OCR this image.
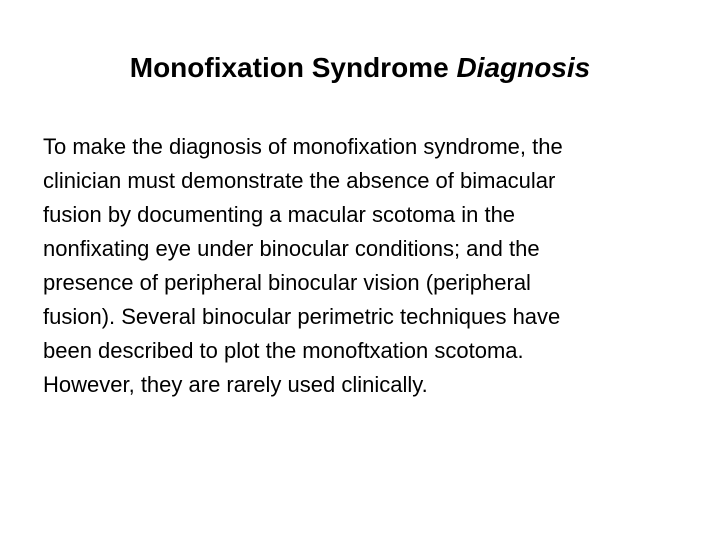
Monofixation Syndrome Diagnosis
To make the diagnosis of monofixation syndrome, the
clinician must demonstrate the absence of bimacular
fusion by documenting a macular scotoma in the
nonfixating eye under binocular conditions; and the
presence of peripheral binocular vision (peripheral
fusion). Several binocular perimetric techniques have
been described to plot the monoftxation scotoma.
However, they are rarely used clinically.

=====

Above are the records; copy every line in them that holds the word "fusion".

fusion by documenting a macular scotoma in the
fusion). Several binocular perimetric techniques have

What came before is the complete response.